Locate each line containing the string "Taxa" and copy it out.

══ Given entries

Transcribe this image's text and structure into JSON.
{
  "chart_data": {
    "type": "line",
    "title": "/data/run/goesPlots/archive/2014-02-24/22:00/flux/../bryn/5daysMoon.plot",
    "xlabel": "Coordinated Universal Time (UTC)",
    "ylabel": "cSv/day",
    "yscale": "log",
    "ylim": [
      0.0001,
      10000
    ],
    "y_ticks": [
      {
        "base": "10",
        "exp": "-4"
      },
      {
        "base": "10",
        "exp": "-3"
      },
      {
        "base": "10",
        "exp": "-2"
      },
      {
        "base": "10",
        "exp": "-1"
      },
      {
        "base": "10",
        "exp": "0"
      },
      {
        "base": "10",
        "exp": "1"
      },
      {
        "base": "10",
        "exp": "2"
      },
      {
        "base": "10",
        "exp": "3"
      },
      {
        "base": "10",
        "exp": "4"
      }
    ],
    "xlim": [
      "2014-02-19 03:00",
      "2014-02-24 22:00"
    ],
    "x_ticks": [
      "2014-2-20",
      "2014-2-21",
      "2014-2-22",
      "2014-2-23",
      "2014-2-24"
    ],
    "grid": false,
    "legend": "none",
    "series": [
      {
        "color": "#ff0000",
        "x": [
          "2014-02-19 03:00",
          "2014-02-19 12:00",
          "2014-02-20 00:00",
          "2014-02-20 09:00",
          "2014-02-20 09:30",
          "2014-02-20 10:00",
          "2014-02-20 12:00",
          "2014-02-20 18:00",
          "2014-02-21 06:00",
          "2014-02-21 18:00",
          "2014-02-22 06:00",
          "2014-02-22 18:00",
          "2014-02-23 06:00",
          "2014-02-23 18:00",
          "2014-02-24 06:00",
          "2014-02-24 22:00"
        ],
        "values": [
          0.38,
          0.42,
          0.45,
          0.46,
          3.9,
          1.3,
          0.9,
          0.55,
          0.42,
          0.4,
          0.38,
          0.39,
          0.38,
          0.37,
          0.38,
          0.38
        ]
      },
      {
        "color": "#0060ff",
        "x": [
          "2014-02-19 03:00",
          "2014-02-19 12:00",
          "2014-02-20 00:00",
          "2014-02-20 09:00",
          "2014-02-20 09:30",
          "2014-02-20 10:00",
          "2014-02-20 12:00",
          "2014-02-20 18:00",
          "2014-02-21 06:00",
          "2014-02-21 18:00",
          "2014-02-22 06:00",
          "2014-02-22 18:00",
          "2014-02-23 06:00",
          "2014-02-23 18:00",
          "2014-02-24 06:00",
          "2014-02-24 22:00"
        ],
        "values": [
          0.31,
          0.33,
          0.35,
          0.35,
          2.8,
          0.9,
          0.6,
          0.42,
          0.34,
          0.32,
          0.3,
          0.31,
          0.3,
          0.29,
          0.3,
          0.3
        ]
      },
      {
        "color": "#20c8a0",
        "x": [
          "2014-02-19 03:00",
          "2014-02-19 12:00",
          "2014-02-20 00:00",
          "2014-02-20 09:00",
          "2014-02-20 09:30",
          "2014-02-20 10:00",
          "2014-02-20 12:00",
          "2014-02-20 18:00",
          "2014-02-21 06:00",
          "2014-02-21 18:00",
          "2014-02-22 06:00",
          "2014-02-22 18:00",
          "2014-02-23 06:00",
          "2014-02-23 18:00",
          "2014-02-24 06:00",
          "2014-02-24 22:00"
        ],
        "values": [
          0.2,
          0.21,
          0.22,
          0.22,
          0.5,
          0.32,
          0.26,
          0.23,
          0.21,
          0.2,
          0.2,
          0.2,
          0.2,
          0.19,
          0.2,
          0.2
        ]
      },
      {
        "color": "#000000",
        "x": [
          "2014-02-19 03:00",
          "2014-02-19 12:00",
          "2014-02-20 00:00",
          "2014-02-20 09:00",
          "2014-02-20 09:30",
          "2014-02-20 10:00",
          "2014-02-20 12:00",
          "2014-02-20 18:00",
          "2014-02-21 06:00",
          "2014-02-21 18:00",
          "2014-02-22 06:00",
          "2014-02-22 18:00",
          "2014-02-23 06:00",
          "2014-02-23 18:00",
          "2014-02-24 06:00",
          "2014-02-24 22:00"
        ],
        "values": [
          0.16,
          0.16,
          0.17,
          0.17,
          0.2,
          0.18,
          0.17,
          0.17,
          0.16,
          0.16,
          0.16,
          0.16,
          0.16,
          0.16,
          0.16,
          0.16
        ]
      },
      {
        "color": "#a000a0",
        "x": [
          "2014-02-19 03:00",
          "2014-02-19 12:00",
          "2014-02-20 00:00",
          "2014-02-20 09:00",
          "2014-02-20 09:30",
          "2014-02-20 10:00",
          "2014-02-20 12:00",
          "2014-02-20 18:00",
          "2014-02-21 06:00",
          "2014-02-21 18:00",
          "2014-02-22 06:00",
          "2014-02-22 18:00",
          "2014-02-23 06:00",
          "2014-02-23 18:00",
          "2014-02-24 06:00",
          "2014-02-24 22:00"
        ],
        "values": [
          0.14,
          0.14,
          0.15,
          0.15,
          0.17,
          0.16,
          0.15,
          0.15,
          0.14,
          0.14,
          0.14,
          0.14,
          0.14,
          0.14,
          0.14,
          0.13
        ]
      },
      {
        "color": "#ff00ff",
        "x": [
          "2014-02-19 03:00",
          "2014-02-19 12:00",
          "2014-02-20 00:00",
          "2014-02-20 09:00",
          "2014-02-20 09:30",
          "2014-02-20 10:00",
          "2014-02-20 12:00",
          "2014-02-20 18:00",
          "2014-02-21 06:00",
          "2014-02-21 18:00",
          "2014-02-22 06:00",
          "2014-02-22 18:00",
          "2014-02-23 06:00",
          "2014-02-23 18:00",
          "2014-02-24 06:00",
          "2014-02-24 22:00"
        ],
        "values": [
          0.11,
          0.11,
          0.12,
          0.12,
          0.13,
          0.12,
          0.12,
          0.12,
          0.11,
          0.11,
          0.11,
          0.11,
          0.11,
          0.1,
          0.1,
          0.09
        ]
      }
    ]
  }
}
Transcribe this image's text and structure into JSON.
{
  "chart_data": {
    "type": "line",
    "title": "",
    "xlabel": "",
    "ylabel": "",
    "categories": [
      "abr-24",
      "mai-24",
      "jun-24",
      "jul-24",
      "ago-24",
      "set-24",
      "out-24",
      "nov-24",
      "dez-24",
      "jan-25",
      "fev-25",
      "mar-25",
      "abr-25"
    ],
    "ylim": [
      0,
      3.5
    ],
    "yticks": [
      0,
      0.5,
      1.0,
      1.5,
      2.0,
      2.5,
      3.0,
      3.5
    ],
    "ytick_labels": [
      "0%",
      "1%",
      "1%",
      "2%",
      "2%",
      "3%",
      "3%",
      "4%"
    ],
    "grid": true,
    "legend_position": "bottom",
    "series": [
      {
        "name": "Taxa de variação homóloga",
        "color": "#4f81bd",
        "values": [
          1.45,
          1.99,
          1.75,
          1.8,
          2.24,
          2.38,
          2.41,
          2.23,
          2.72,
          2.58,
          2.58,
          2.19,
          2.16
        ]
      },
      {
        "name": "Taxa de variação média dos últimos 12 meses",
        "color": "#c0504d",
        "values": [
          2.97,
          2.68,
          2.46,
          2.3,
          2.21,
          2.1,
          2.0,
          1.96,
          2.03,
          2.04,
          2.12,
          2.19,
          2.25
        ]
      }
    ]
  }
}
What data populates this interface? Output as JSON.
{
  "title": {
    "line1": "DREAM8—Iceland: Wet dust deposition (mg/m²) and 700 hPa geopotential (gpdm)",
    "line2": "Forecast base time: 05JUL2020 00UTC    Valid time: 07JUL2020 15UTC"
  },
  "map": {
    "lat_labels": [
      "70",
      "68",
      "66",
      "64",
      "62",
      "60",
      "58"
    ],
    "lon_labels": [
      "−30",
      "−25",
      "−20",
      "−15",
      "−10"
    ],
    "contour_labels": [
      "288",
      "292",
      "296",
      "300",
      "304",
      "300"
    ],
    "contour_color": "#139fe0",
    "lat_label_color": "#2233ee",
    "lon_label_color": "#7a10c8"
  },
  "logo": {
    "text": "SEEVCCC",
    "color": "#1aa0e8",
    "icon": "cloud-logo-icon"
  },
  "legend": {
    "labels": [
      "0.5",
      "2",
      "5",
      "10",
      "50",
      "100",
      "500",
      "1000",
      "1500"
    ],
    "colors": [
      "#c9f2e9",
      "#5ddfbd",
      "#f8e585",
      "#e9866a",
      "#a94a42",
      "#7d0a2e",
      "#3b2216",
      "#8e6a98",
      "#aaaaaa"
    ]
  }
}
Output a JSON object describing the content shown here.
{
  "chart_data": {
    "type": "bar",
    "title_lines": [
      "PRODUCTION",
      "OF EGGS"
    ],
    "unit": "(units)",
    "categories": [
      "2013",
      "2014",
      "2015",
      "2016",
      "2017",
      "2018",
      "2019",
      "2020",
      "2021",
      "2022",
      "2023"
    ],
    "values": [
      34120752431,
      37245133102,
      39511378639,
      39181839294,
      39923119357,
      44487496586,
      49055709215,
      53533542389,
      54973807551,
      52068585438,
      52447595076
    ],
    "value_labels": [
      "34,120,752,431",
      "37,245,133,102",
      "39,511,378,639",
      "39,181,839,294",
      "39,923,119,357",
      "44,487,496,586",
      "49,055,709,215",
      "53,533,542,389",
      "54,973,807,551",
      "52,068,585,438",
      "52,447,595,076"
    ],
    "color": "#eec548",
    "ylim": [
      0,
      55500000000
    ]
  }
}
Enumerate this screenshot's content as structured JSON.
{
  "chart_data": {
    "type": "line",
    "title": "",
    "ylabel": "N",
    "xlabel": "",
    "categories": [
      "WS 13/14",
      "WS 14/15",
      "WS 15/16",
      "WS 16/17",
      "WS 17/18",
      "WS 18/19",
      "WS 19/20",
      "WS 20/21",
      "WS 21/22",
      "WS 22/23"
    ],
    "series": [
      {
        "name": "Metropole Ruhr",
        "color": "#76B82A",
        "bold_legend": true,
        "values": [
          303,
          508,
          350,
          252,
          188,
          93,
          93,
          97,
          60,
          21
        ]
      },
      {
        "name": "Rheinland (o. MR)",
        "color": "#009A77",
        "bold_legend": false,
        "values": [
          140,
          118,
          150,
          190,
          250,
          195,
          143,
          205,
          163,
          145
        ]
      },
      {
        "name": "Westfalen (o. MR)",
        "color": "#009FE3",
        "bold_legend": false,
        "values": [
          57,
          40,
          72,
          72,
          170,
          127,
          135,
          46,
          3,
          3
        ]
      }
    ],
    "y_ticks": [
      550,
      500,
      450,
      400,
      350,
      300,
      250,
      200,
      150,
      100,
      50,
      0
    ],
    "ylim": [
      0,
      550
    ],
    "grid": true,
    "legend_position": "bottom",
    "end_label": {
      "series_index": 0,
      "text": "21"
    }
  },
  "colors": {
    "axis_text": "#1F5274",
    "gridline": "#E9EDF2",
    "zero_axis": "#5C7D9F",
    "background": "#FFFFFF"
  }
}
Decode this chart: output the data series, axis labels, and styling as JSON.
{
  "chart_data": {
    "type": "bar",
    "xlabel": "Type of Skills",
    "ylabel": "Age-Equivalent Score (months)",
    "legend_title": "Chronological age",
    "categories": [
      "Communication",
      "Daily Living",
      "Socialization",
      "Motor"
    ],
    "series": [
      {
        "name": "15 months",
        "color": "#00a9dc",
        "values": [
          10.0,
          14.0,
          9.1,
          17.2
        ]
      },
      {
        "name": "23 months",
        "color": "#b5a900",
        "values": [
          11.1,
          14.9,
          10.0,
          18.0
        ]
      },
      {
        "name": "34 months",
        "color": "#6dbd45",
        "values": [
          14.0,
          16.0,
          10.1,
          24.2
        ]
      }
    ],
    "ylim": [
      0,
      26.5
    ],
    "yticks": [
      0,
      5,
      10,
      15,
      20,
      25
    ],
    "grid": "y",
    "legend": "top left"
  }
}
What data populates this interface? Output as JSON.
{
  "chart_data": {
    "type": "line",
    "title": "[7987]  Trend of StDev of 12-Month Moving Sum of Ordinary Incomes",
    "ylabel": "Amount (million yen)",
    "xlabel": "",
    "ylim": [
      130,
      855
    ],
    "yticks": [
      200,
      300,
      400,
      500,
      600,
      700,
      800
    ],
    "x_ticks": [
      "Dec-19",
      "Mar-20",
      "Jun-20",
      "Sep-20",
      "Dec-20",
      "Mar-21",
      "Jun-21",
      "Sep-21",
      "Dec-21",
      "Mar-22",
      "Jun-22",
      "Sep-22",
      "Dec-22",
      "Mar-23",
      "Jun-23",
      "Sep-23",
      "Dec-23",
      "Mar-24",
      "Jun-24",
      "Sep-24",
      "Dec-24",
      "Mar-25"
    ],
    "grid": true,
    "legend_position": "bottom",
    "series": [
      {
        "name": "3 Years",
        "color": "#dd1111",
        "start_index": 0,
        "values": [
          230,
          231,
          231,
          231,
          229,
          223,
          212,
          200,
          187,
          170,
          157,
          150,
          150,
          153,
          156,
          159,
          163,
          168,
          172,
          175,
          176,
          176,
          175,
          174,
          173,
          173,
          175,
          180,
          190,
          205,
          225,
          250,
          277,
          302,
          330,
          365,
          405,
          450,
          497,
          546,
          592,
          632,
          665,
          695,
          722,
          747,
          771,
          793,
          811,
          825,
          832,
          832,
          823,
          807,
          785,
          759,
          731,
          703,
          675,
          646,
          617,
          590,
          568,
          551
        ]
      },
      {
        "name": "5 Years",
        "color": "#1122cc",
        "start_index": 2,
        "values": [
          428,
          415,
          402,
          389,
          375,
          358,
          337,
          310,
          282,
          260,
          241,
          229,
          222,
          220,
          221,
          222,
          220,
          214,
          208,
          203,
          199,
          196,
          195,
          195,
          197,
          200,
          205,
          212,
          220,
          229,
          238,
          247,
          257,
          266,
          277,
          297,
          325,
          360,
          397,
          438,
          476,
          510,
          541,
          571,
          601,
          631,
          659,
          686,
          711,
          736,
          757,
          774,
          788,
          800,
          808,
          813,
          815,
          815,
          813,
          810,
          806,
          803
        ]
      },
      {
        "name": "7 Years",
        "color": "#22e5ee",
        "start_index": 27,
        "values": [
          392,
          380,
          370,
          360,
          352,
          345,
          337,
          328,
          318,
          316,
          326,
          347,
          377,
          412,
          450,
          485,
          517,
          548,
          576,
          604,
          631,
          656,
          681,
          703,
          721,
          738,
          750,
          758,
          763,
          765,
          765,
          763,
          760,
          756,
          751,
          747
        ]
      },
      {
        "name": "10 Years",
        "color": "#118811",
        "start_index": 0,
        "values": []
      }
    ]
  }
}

════

Correct result:
        "name": "Taxa de variação homóloga",
        "name": "Taxa de variação média dos últimos 12 meses",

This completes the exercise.